→ **Supplied records**:
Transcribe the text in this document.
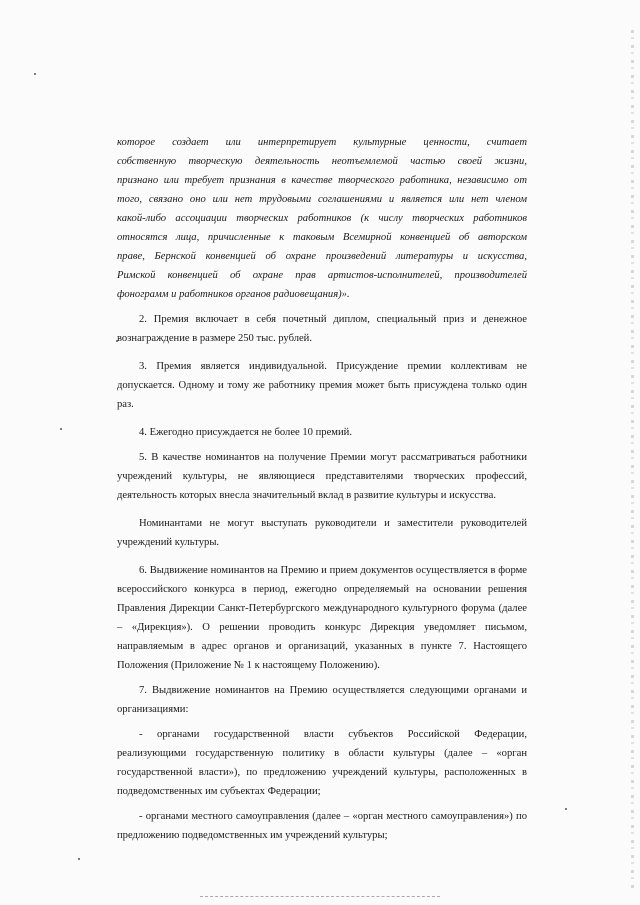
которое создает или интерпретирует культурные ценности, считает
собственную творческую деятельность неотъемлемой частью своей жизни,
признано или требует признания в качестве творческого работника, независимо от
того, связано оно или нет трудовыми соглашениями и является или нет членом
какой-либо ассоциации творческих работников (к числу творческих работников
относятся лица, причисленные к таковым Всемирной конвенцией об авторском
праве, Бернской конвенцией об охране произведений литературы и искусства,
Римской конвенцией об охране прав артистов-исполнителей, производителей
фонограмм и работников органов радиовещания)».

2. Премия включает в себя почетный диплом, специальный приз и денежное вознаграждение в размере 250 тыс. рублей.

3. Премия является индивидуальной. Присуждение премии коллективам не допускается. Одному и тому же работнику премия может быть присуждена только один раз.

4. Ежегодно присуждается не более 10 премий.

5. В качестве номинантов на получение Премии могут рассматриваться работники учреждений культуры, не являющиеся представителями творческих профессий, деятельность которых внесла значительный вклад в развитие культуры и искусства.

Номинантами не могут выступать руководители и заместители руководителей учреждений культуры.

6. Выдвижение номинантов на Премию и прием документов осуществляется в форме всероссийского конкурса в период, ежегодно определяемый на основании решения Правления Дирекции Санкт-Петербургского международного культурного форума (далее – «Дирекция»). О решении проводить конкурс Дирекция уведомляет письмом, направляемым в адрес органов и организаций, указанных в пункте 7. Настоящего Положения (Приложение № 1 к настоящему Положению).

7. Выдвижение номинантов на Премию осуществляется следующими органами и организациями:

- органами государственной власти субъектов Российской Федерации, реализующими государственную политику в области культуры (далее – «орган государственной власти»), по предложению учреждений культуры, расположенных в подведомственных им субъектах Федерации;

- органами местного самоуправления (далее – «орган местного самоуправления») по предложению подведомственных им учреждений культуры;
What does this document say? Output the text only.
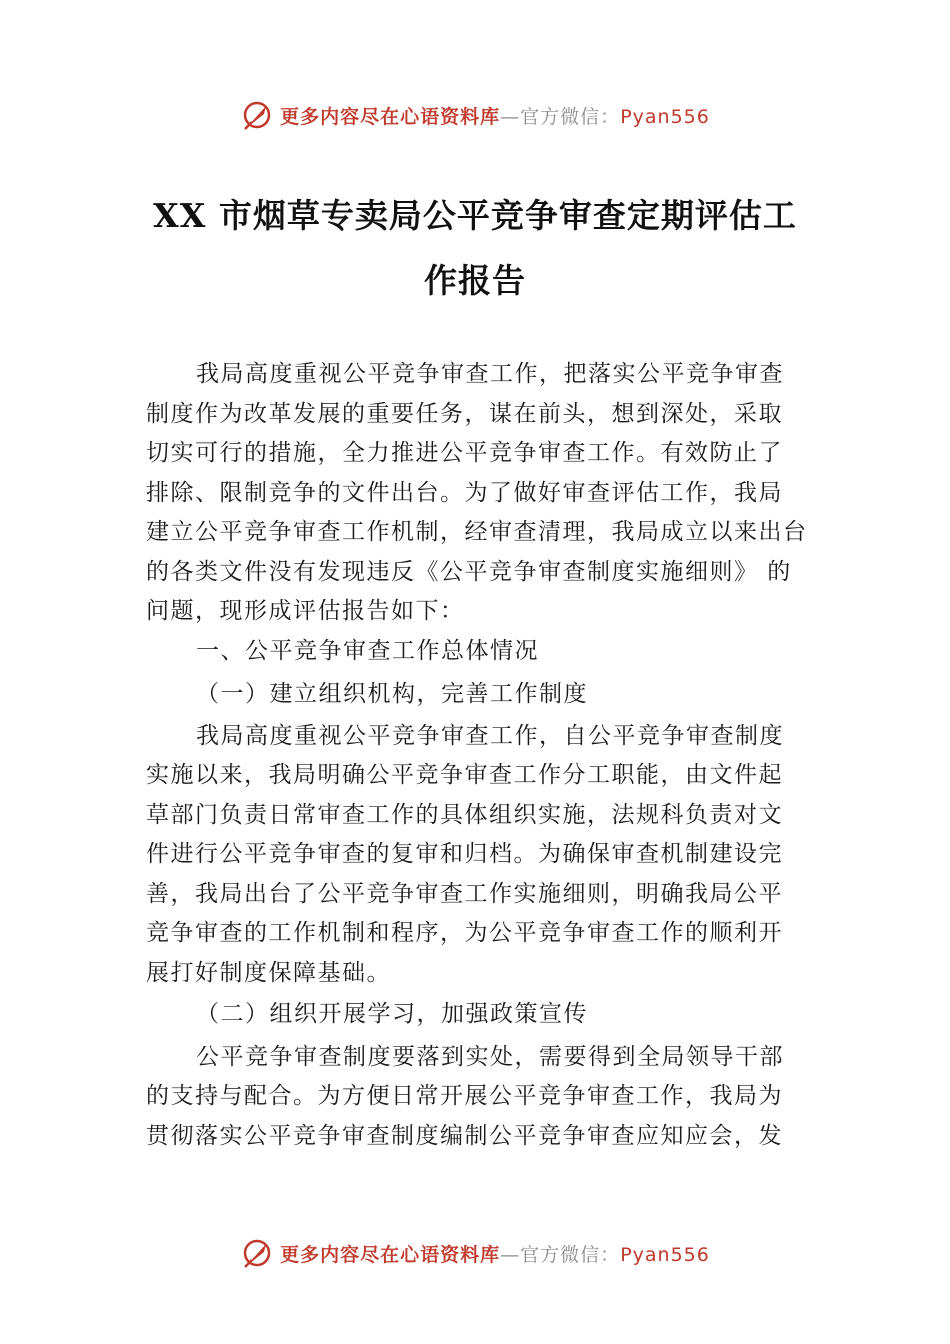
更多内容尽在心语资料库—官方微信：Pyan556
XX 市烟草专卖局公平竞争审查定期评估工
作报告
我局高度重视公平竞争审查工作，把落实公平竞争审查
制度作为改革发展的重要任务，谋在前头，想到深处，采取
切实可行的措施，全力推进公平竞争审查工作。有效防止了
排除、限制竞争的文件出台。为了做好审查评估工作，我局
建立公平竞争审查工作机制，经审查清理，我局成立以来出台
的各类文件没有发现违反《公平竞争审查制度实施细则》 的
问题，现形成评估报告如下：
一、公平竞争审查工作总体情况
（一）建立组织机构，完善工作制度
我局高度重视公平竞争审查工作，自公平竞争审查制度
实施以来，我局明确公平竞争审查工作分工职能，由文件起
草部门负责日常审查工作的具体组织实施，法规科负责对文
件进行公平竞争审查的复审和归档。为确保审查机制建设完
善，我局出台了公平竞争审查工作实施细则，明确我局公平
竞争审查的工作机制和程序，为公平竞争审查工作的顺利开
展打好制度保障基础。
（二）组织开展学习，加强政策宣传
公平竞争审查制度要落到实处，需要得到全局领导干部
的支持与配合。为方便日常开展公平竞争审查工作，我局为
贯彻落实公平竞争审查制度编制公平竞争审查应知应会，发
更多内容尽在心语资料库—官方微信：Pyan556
---
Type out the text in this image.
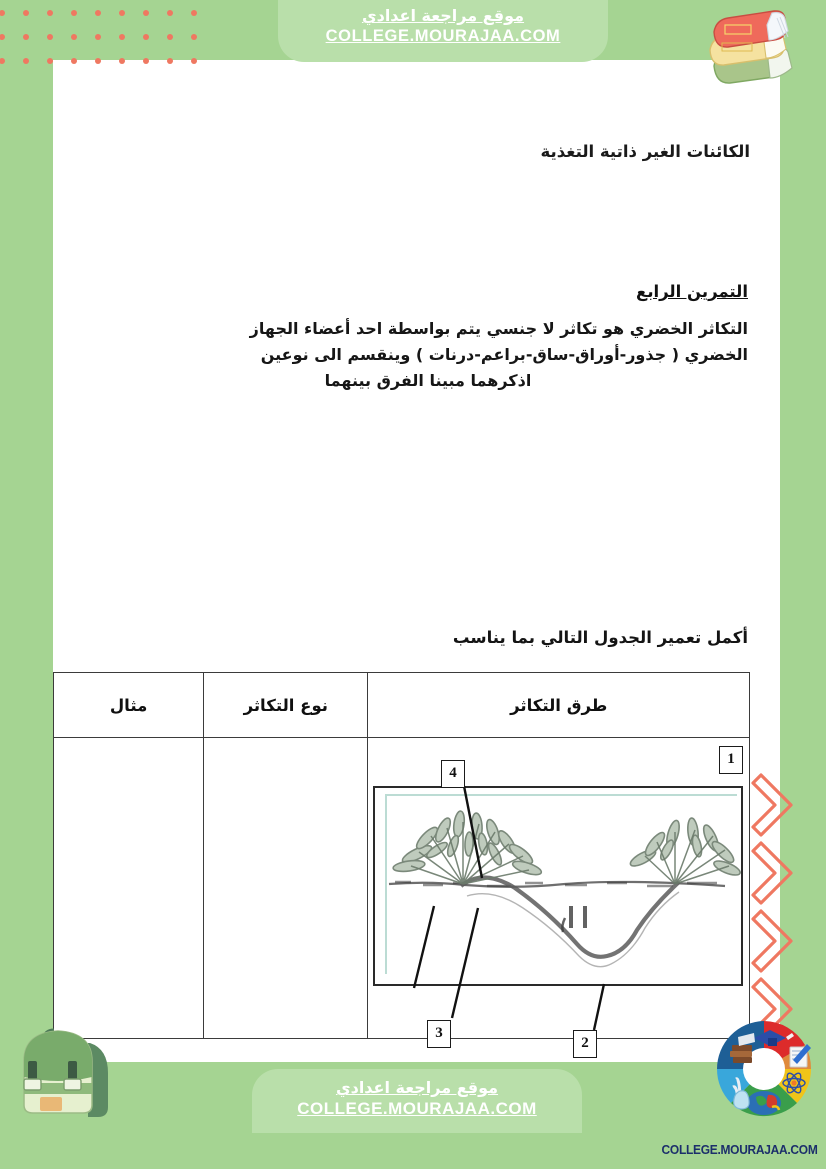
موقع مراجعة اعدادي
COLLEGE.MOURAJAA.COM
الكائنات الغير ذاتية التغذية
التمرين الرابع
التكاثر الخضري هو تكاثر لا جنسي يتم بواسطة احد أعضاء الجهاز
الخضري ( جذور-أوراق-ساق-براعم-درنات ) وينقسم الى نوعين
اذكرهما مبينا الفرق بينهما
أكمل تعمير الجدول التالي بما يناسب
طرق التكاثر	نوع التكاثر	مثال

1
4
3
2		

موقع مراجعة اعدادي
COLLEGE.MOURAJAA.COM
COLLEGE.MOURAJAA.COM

→ **What you have to do**:
Return each line that includes "охране".

→ **Correct response**:
праве, Бернской конвенцией об охране произведений литературы и искусства,
Римской конвенцией об охране прав артистов-исполнителей, производителей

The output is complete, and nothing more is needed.